* _Directions_: Only the lines from the one that contains "Decode this image" through the final line of the entries should be repeated, exactly as written.
Start of Block
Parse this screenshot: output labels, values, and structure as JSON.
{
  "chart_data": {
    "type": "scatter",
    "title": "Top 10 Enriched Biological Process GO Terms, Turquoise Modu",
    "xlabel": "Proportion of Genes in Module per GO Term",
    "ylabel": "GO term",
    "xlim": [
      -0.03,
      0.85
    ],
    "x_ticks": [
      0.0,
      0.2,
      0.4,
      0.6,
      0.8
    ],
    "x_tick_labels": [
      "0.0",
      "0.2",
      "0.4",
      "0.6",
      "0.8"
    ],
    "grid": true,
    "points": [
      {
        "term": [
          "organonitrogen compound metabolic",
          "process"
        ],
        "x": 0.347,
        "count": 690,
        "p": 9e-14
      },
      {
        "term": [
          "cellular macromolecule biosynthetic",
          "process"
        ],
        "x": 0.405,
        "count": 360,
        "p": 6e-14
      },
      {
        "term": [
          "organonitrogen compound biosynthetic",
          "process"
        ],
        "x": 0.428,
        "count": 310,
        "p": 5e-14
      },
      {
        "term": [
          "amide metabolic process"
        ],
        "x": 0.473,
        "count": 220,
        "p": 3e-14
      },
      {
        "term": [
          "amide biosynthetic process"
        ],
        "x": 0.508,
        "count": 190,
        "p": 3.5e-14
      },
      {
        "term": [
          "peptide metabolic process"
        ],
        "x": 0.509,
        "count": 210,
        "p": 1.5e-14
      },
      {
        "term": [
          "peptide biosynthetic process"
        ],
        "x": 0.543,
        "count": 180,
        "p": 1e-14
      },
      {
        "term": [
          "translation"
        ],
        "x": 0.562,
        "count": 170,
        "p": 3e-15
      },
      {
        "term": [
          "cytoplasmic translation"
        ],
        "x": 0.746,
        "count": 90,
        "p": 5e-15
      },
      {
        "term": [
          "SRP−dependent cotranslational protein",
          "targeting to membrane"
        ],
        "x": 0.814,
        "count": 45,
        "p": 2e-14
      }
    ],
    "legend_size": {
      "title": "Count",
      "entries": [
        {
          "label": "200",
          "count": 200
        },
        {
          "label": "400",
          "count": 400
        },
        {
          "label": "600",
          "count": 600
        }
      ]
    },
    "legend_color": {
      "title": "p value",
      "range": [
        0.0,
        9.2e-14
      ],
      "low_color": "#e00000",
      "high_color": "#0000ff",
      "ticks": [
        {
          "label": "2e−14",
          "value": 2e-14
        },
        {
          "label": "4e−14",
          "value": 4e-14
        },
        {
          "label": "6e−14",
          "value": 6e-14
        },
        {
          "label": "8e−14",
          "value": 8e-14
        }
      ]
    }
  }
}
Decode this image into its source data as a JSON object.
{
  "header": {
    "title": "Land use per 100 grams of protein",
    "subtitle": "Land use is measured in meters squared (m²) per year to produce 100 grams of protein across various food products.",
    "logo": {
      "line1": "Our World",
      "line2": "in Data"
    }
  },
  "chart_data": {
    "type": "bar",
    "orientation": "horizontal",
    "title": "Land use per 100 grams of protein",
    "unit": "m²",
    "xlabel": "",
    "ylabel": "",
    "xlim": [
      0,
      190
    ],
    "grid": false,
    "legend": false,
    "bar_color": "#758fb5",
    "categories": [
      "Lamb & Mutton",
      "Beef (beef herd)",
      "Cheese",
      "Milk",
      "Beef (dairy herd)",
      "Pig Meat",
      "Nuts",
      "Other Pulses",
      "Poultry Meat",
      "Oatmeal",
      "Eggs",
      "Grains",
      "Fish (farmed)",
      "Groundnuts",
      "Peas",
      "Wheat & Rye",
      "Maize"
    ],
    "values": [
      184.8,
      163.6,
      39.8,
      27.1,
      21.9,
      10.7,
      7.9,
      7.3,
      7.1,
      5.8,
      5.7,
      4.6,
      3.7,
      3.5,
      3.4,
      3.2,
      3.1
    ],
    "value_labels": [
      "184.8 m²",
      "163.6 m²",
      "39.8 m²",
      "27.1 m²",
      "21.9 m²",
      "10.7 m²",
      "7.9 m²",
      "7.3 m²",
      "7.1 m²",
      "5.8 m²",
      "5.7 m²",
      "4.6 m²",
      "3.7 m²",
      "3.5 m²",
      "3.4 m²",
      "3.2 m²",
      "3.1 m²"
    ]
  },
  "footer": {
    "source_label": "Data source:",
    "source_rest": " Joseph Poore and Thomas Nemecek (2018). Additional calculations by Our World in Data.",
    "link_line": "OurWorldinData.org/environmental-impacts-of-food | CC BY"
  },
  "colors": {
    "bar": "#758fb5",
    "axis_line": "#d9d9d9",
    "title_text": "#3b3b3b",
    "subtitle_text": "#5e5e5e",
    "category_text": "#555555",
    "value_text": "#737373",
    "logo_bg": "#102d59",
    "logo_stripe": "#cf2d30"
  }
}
End of Block
* _Your solution_:
Decode this image into its source data as a JSON object.
{
  "header": {
    "title": "Land use per 100 grams of protein",
    "subtitle": "Land use is measured in meters squared (m²) per year to produce 100 grams of protein across various food products.",
    "logo": {
      "line1": "Our World",
      "line2": "in Data"
    }
  },
  "chart_data": {
    "type": "bar",
    "orientation": "horizontal",
    "title": "Land use per 100 grams of protein",
    "unit": "m²",
    "xlabel": "",
    "ylabel": "",
    "xlim": [
      0,
      190
    ],
    "grid": false,
    "legend": false,
    "bar_color": "#758fb5",
    "categories": [
      "Lamb & Mutton",
      "Beef (beef herd)",
      "Cheese",
      "Milk",
      "Beef (dairy herd)",
      "Pig Meat",
      "Nuts",
      "Other Pulses",
      "Poultry Meat",
      "Oatmeal",
      "Eggs",
      "Grains",
      "Fish (farmed)",
      "Groundnuts",
      "Peas",
      "Wheat & Rye",
      "Maize"
    ],
    "values": [
      184.8,
      163.6,
      39.8,
      27.1,
      21.9,
      10.7,
      7.9,
      7.3,
      7.1,
      5.8,
      5.7,
      4.6,
      3.7,
      3.5,
      3.4,
      3.2,
      3.1
    ],
    "value_labels": [
      "184.8 m²",
      "163.6 m²",
      "39.8 m²",
      "27.1 m²",
      "21.9 m²",
      "10.7 m²",
      "7.9 m²",
      "7.3 m²",
      "7.1 m²",
      "5.8 m²",
      "5.7 m²",
      "4.6 m²",
      "3.7 m²",
      "3.5 m²",
      "3.4 m²",
      "3.2 m²",
      "3.1 m²"
    ]
  },
  "footer": {
    "source_label": "Data source:",
    "source_rest": " Joseph Poore and Thomas Nemecek (2018). Additional calculations by Our World in Data.",
    "link_line": "OurWorldinData.org/environmental-impacts-of-food | CC BY"
  },
  "colors": {
    "bar": "#758fb5",
    "axis_line": "#d9d9d9",
    "title_text": "#3b3b3b",
    "subtitle_text": "#5e5e5e",
    "category_text": "#555555",
    "value_text": "#737373",
    "logo_bg": "#102d59",
    "logo_stripe": "#cf2d30"
  }
}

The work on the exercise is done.